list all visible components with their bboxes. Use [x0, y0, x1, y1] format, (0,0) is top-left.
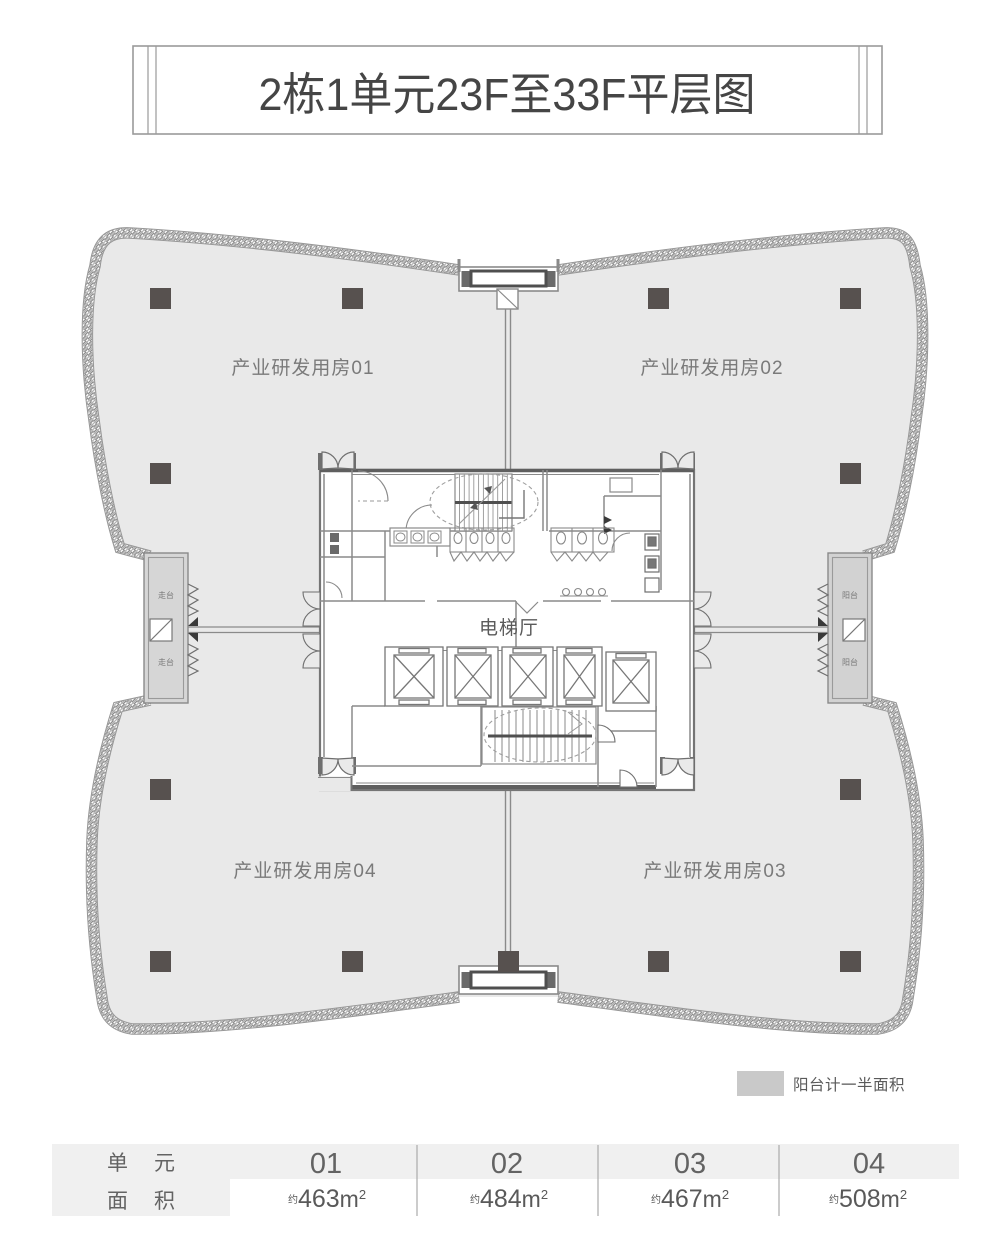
svg-text:02: 02	[491, 1148, 523, 1180]
svg-text:约508m2: 约508m2	[829, 1185, 907, 1213]
svg-text:产业研发用房01: 产业研发用房01	[231, 357, 374, 379]
svg-text:阳台: 阳台	[842, 590, 858, 600]
svg-text:产业研发用房02: 产业研发用房02	[640, 357, 783, 379]
svg-text:04: 04	[853, 1148, 885, 1180]
svg-text:产业研发用房04: 产业研发用房04	[233, 860, 376, 882]
svg-text:积: 积	[154, 1190, 175, 1213]
svg-text:2栋1单元23F至33F平层图: 2栋1单元23F至33F平层图	[259, 69, 756, 120]
svg-text:约463m2: 约463m2	[288, 1185, 366, 1213]
svg-text:面: 面	[107, 1190, 128, 1213]
svg-text:约467m2: 约467m2	[651, 1185, 729, 1213]
svg-text:阳台计一半面积: 阳台计一半面积	[793, 1076, 905, 1094]
svg-text:电梯厅: 电梯厅	[479, 617, 539, 639]
svg-text:走台: 走台	[158, 657, 174, 667]
svg-text:01: 01	[310, 1148, 342, 1180]
svg-text:约484m2: 约484m2	[470, 1185, 548, 1213]
svg-text:03: 03	[674, 1148, 706, 1180]
svg-text:产业研发用房03: 产业研发用房03	[643, 860, 786, 882]
svg-text:元: 元	[154, 1152, 175, 1175]
svg-text:单: 单	[107, 1152, 128, 1175]
svg-text:走台: 走台	[158, 590, 174, 600]
svg-text:阳台: 阳台	[842, 657, 858, 667]
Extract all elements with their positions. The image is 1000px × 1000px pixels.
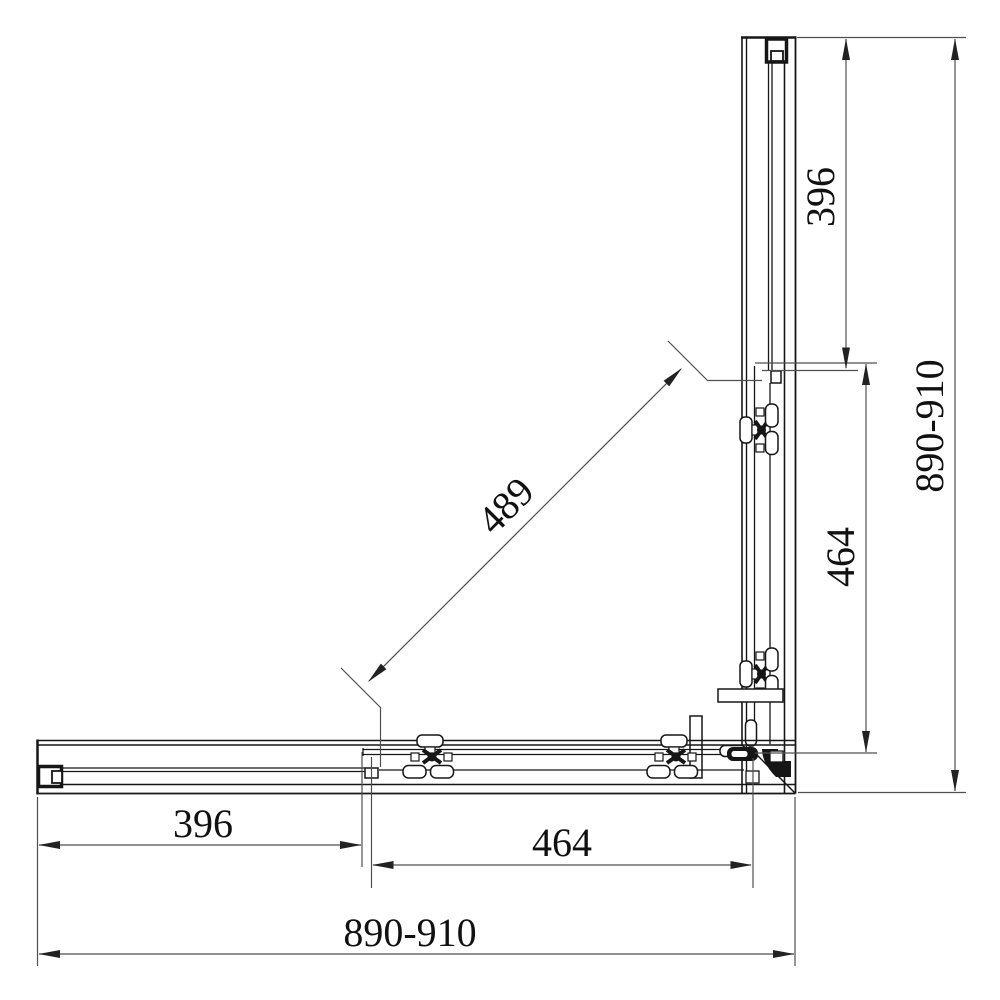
roller-nut bbox=[756, 444, 764, 452]
bottom-left-roller bbox=[403, 735, 454, 778]
dimension-label-right-464: 464 bbox=[818, 527, 863, 587]
roller-axle bbox=[757, 426, 766, 435]
roller-wheel bbox=[661, 735, 687, 747]
bottom-wall-bracket-notch bbox=[52, 771, 62, 783]
roller-nut bbox=[688, 753, 696, 761]
right-door-stopper bbox=[771, 371, 781, 383]
dimension-right-396: 396 bbox=[755, 38, 966, 371]
dimension-label-right-396: 396 bbox=[798, 167, 843, 227]
roller-wheel bbox=[417, 735, 443, 747]
right-rail-assembly bbox=[690, 38, 797, 794]
roller-nut bbox=[756, 652, 764, 660]
roller-wheel bbox=[740, 661, 752, 687]
shower-enclosure-plan-drawing: 396 464 890-910 396 464 bbox=[0, 0, 1000, 1000]
dimension-label-bottom-396: 396 bbox=[173, 801, 233, 846]
arrowhead-down bbox=[842, 348, 850, 370]
roller-pad bbox=[766, 648, 779, 671]
roller-wheel bbox=[740, 417, 752, 443]
dimension-label-right-overall: 890-910 bbox=[907, 359, 952, 492]
roller-pad bbox=[431, 766, 454, 779]
arrowhead-up bbox=[842, 39, 850, 61]
roller-pad bbox=[647, 766, 670, 779]
right-wall-bracket-notch bbox=[771, 51, 783, 61]
roller-pad bbox=[766, 432, 779, 455]
corner-bar-slot bbox=[731, 751, 748, 758]
arrowhead-up bbox=[951, 39, 959, 61]
right-corner-bracket-bar bbox=[718, 689, 783, 702]
arrowhead-left bbox=[39, 841, 61, 849]
arrowhead-right bbox=[773, 950, 795, 958]
arrowhead-down bbox=[951, 770, 959, 792]
arrowhead-left bbox=[372, 861, 394, 869]
arrowhead-up bbox=[862, 364, 870, 386]
roller-axle bbox=[672, 753, 681, 762]
right-upper-roller bbox=[740, 404, 778, 455]
right-door-end-cap bbox=[746, 720, 757, 746]
arrowhead-down bbox=[862, 731, 870, 753]
dimension-bottom-overall: 890-910 bbox=[39, 797, 796, 966]
roller-axle bbox=[757, 670, 766, 679]
dimension-diagonal-489: 489 bbox=[341, 341, 762, 767]
dimension-label-bottom-464: 464 bbox=[532, 820, 592, 865]
roller-pad bbox=[675, 766, 698, 779]
arrowhead-right bbox=[731, 861, 753, 869]
dimension-line bbox=[369, 369, 681, 681]
dimension-label-bottom-overall: 890-910 bbox=[343, 910, 476, 955]
roller-pad bbox=[403, 766, 426, 779]
roller-nut bbox=[444, 753, 452, 761]
bottom-rail-assembly bbox=[38, 735, 796, 795]
dimension-label-diagonal-489: 489 bbox=[468, 468, 542, 542]
roller-pad bbox=[766, 404, 779, 427]
arrowhead-right bbox=[340, 841, 362, 849]
roller-nut bbox=[756, 408, 764, 416]
roller-axle bbox=[428, 753, 437, 762]
roller-nut bbox=[411, 753, 419, 761]
arrowhead-left bbox=[39, 950, 61, 958]
drawing-canvas: 396 464 890-910 396 464 bbox=[0, 0, 1000, 1000]
dimension-right-overall: 890-910 bbox=[798, 39, 966, 793]
roller-nut bbox=[655, 753, 663, 761]
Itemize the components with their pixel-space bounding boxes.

Exercise instructions
Locate each line above that contains the string "wall", and copy every such line in full.

The output
bottom-wall-bracket-notch bbox=[52, 771, 62, 783]
right-wall-bracket-notch bbox=[771, 51, 783, 61]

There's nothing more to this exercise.